• _WHAT IS REQUIRED_: Transcribe the lines below verbatim, skipping the images.

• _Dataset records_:
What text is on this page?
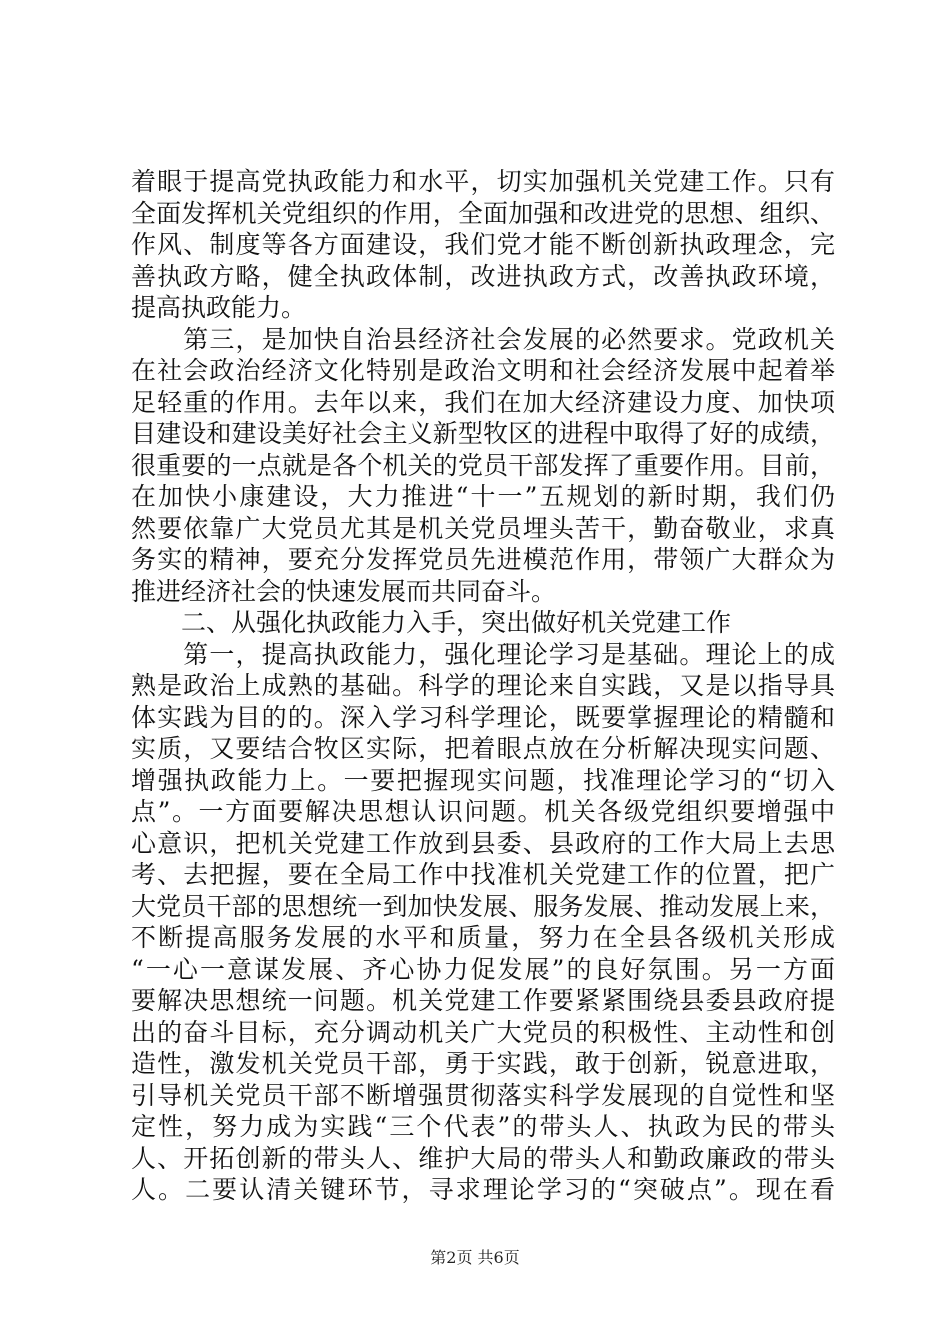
着眼于提高党执政能力和水平，切实加强机关党建工作。只有
全面发挥机关党组织的作用，全面加强和改进党的思想、组织、
作风、制度等各方面建设，我们党才能不断创新执政理念，完
善执政方略，健全执政体制，改进执政方式，改善执政环境，
提高执政能力。
　　第三，是加快自治县经济社会发展的必然要求。党政机关
在社会政治经济文化特别是政治文明和社会经济发展中起着举
足轻重的作用。去年以来，我们在加大经济建设力度、加快项
目建设和建设美好社会主义新型牧区的进程中取得了好的成绩，
很重要的一点就是各个机关的党员干部发挥了重要作用。目前，
在加快小康建设，大力推进“十一”五规划的新时期，我们仍
然要依靠广大党员尤其是机关党员埋头苦干，勤奋敬业，求真
务实的精神，要充分发挥党员先进模范作用，带领广大群众为
推进经济社会的快速发展而共同奋斗。
　　二、从强化执政能力入手，突出做好机关党建工作
　　第一，提高执政能力，强化理论学习是基础。理论上的成
熟是政治上成熟的基础。科学的理论来自实践，又是以指导具
体实践为目的的。深入学习科学理论，既要掌握理论的精髓和
实质，又要结合牧区实际，把着眼点放在分析解决现实问题、
增强执政能力上。一要把握现实问题，找准理论学习的“切入
点”。一方面要解决思想认识问题。机关各级党组织要增强中
心意识，把机关党建工作放到县委、县政府的工作大局上去思
考、去把握，要在全局工作中找准机关党建工作的位置，把广
大党员干部的思想统一到加快发展、服务发展、推动发展上来，
不断提高服务发展的水平和质量，努力在全县各级机关形成
“一心一意谋发展、齐心协力促发展”的良好氛围。另一方面
要解决思想统一问题。机关党建工作要紧紧围绕县委县政府提
出的奋斗目标，充分调动机关广大党员的积极性、主动性和创
造性，激发机关党员干部，勇于实践，敢于创新，锐意进取，
引导机关党员干部不断增强贯彻落实科学发展现的自觉性和坚
定性，努力成为实践“三个代表”的带头人、执政为民的带头
人、开拓创新的带头人、维护大局的带头人和勤政廉政的带头
人。二要认清关键环节，寻求理论学习的“突破点”。现在看
第2页 共6页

• _EXERCISE RESPONSE_:
What text is on this page?
着眼于提高党执政能力和水平，切实加强机关党建工作。只有
全面发挥机关党组织的作用，全面加强和改进党的思想、组织、
作风、制度等各方面建设，我们党才能不断创新执政理念，完
善执政方略，健全执政体制，改进执政方式，改善执政环境，
提高执政能力。
　　第三，是加快自治县经济社会发展的必然要求。党政机关
在社会政治经济文化特别是政治文明和社会经济发展中起着举
足轻重的作用。去年以来，我们在加大经济建设力度、加快项
目建设和建设美好社会主义新型牧区的进程中取得了好的成绩，
很重要的一点就是各个机关的党员干部发挥了重要作用。目前，
在加快小康建设，大力推进“十一”五规划的新时期，我们仍
然要依靠广大党员尤其是机关党员埋头苦干，勤奋敬业，求真
务实的精神，要充分发挥党员先进模范作用，带领广大群众为
推进经济社会的快速发展而共同奋斗。
　　二、从强化执政能力入手，突出做好机关党建工作
　　第一，提高执政能力，强化理论学习是基础。理论上的成
熟是政治上成熟的基础。科学的理论来自实践，又是以指导具
体实践为目的的。深入学习科学理论，既要掌握理论的精髓和
实质，又要结合牧区实际，把着眼点放在分析解决现实问题、
增强执政能力上。一要把握现实问题，找准理论学习的“切入
点”。一方面要解决思想认识问题。机关各级党组织要增强中
心意识，把机关党建工作放到县委、县政府的工作大局上去思
考、去把握，要在全局工作中找准机关党建工作的位置，把广
大党员干部的思想统一到加快发展、服务发展、推动发展上来，
不断提高服务发展的水平和质量，努力在全县各级机关形成
“一心一意谋发展、齐心协力促发展”的良好氛围。另一方面
要解决思想统一问题。机关党建工作要紧紧围绕县委县政府提
出的奋斗目标，充分调动机关广大党员的积极性、主动性和创
造性，激发机关党员干部，勇于实践，敢于创新，锐意进取，
引导机关党员干部不断增强贯彻落实科学发展现的自觉性和坚
定性，努力成为实践“三个代表”的带头人、执政为民的带头
人、开拓创新的带头人、维护大局的带头人和勤政廉政的带头
人。二要认清关键环节，寻求理论学习的“突破点”。现在看
第2页 共6页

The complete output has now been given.